Material:
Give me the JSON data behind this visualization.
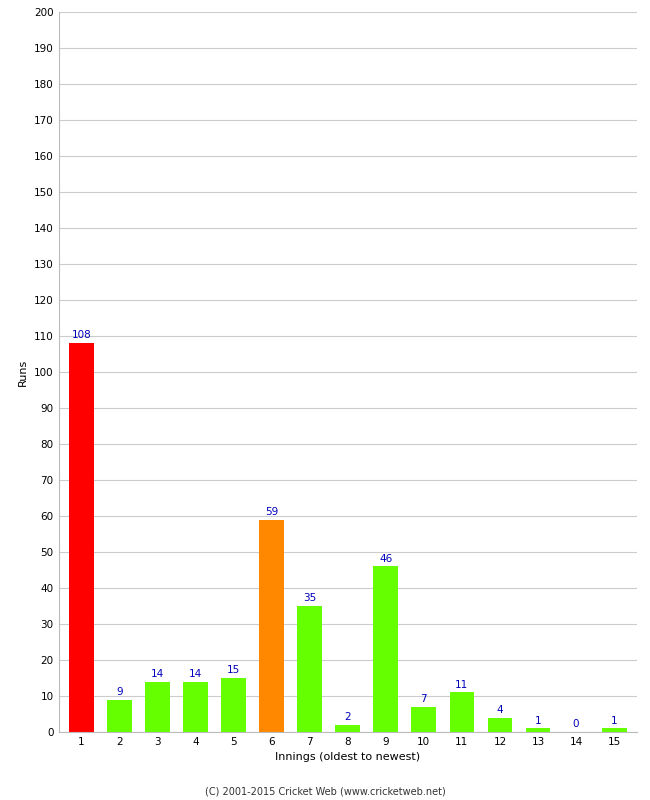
{
  "xlabel": "Innings (oldest to newest)",
  "ylabel": "Runs",
  "categories": [
    1,
    2,
    3,
    4,
    5,
    6,
    7,
    8,
    9,
    10,
    11,
    12,
    13,
    14,
    15
  ],
  "values": [
    108,
    9,
    14,
    14,
    15,
    59,
    35,
    2,
    46,
    7,
    11,
    4,
    1,
    0,
    1
  ],
  "bar_colors": [
    "#ff0000",
    "#66ff00",
    "#66ff00",
    "#66ff00",
    "#66ff00",
    "#ff8800",
    "#66ff00",
    "#66ff00",
    "#66ff00",
    "#66ff00",
    "#66ff00",
    "#66ff00",
    "#66ff00",
    "#66ff00",
    "#66ff00"
  ],
  "ylim": [
    0,
    200
  ],
  "yticks": [
    0,
    10,
    20,
    30,
    40,
    50,
    60,
    70,
    80,
    90,
    100,
    110,
    120,
    130,
    140,
    150,
    160,
    170,
    180,
    190,
    200
  ],
  "label_color": "#0000bb",
  "label_fontsize": 7.5,
  "axis_label_fontsize": 8,
  "tick_fontsize": 7.5,
  "footer": "(C) 2001-2015 Cricket Web (www.cricketweb.net)",
  "background_color": "#ffffff",
  "grid_color": "#cccccc",
  "bar_width": 0.65
}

Exercise instructions: In this exercise, set down all of the data exactly, without the pictures.

Correct response:
Give me the JSON data behind this visualization.
{
  "xlabel": "Innings (oldest to newest)",
  "ylabel": "Runs",
  "categories": [
    1,
    2,
    3,
    4,
    5,
    6,
    7,
    8,
    9,
    10,
    11,
    12,
    13,
    14,
    15
  ],
  "values": [
    108,
    9,
    14,
    14,
    15,
    59,
    35,
    2,
    46,
    7,
    11,
    4,
    1,
    0,
    1
  ],
  "bar_colors": [
    "#ff0000",
    "#66ff00",
    "#66ff00",
    "#66ff00",
    "#66ff00",
    "#ff8800",
    "#66ff00",
    "#66ff00",
    "#66ff00",
    "#66ff00",
    "#66ff00",
    "#66ff00",
    "#66ff00",
    "#66ff00",
    "#66ff00"
  ],
  "ylim": [
    0,
    200
  ],
  "yticks": [
    0,
    10,
    20,
    30,
    40,
    50,
    60,
    70,
    80,
    90,
    100,
    110,
    120,
    130,
    140,
    150,
    160,
    170,
    180,
    190,
    200
  ],
  "label_color": "#0000bb",
  "label_fontsize": 7.5,
  "axis_label_fontsize": 8,
  "tick_fontsize": 7.5,
  "footer": "(C) 2001-2015 Cricket Web (www.cricketweb.net)",
  "background_color": "#ffffff",
  "grid_color": "#cccccc",
  "bar_width": 0.65
}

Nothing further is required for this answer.